WHAT YOU SHOULD DO: Set down the full listing exactly as given. Any pictures are to be left out.

PROVIDED INFORMATION:
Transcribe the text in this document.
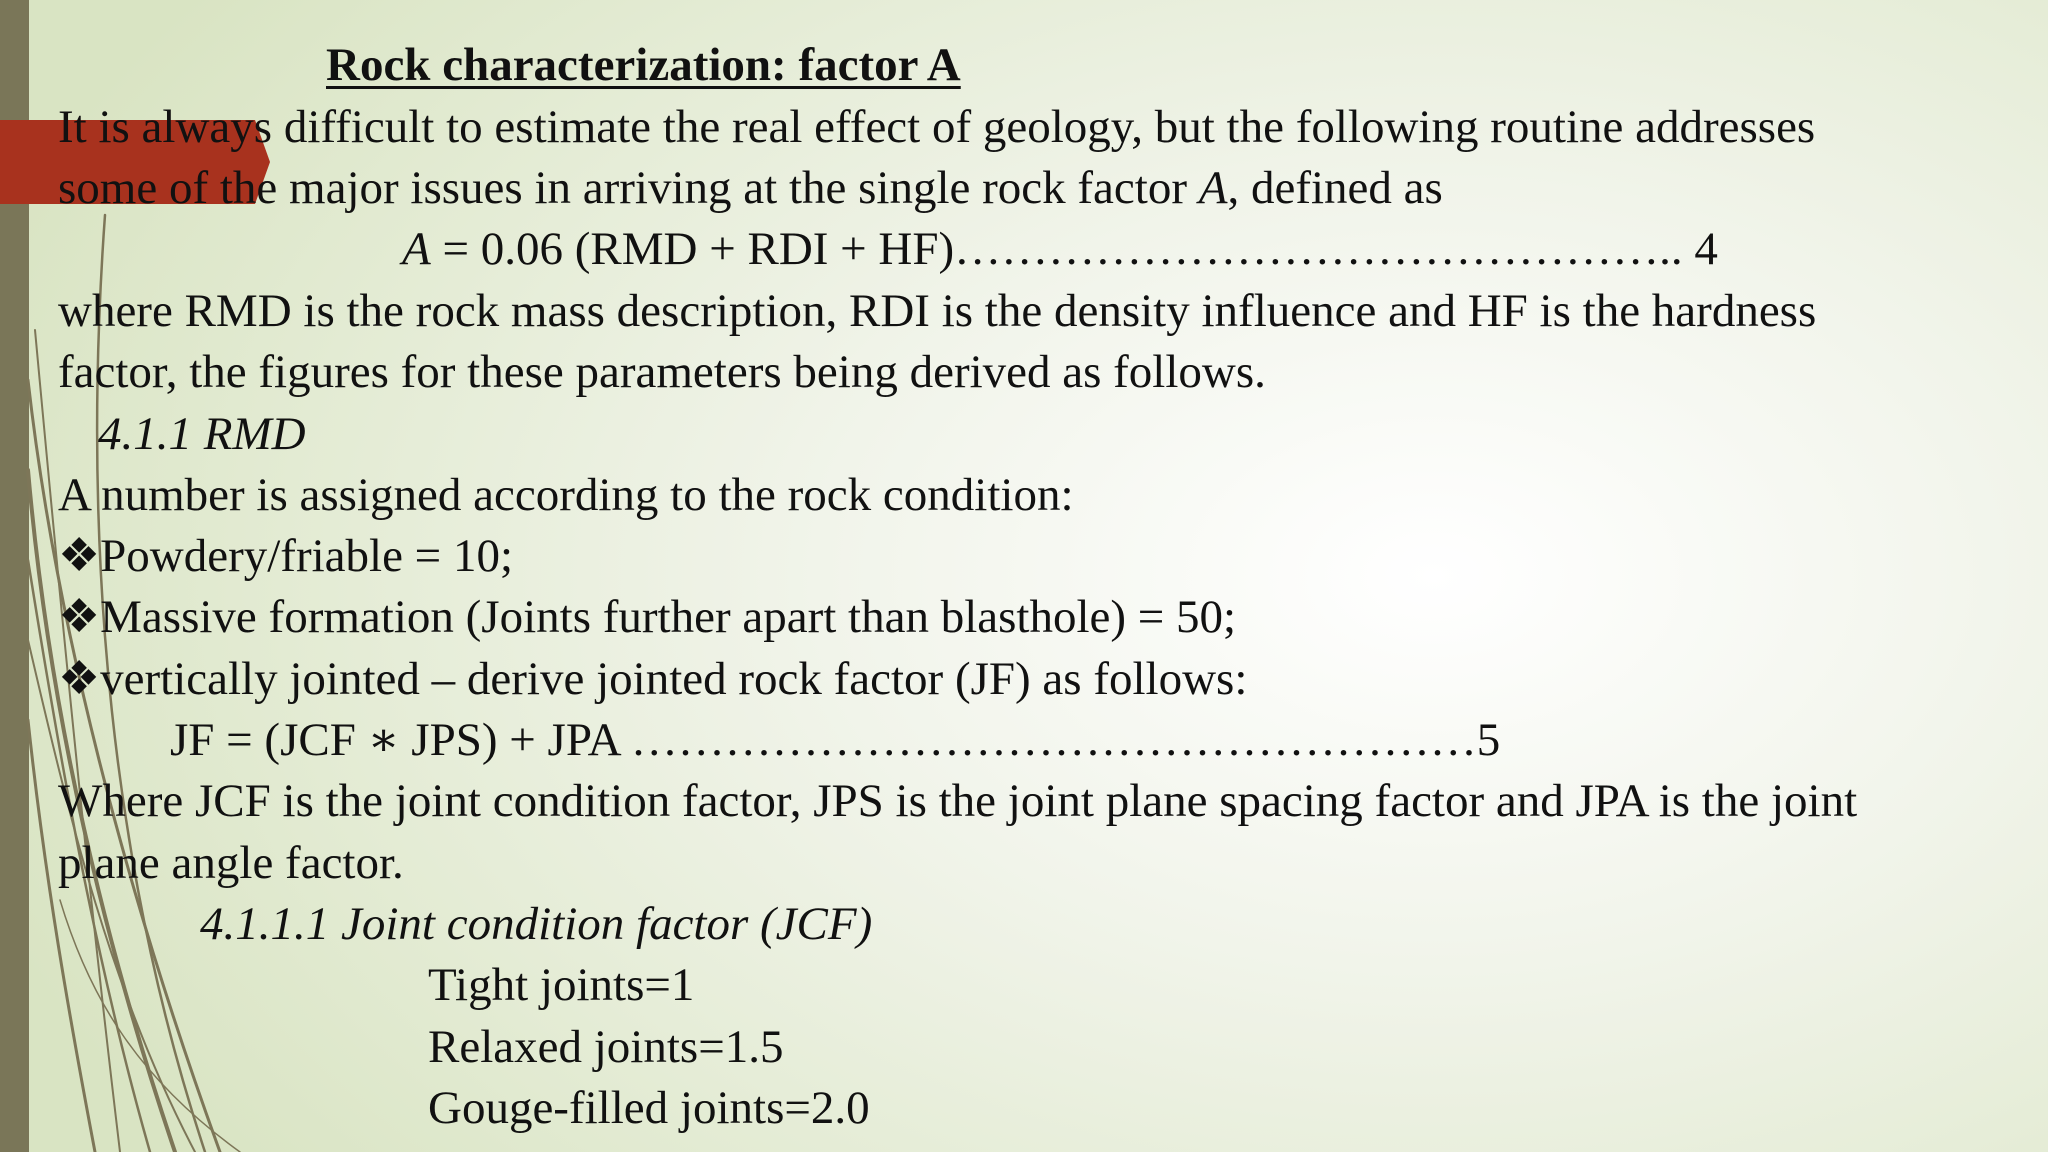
Rock characterization: factor A
It is always difficult to estimate the real effect of geology, but the following routine addresses
some of the major issues in arriving at the single rock factor A, defined as
A = 0.06 (RMD + RDI + HF)……………………………………….. 4
where RMD is the rock mass description, RDI is the density influence and HF is the hardness
factor, the figures for these parameters being derived as follows.
4.1.1 RMD
A number is assigned according to the rock condition:
❖Powdery/friable = 10;
❖Massive formation (Joints further apart than blasthole) = 50;
❖vertically jointed – derive jointed rock factor (JF) as follows:
JF = (JCF ∗ JPS) + JPA ………………………………………………5
Where JCF is the joint condition factor, JPS is the joint plane spacing factor and JPA is the joint
plane angle factor.
4.1.1.1 Joint condition factor (JCF)
Tight joints=1
Relaxed joints=1.5
Gouge-filled joints=2.0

THE ANSWER:
Transcribe the text in this document.
Rock characterization: factor A
It is always difficult to estimate the real effect of geology, but the following routine addresses
some of the major issues in arriving at the single rock factor A, defined as
A = 0.06 (RMD + RDI + HF)……………………………………….. 4
where RMD is the rock mass description, RDI is the density influence and HF is the hardness
factor, the figures for these parameters being derived as follows.
4.1.1 RMD
A number is assigned according to the rock condition:
❖Powdery/friable = 10;
❖Massive formation (Joints further apart than blasthole) = 50;
❖vertically jointed – derive jointed rock factor (JF) as follows:
JF = (JCF ∗ JPS) + JPA ………………………………………………5
Where JCF is the joint condition factor, JPS is the joint plane spacing factor and JPA is the joint
plane angle factor.
4.1.1.1 Joint condition factor (JCF)
Tight joints=1
Relaxed joints=1.5
Gouge-filled joints=2.0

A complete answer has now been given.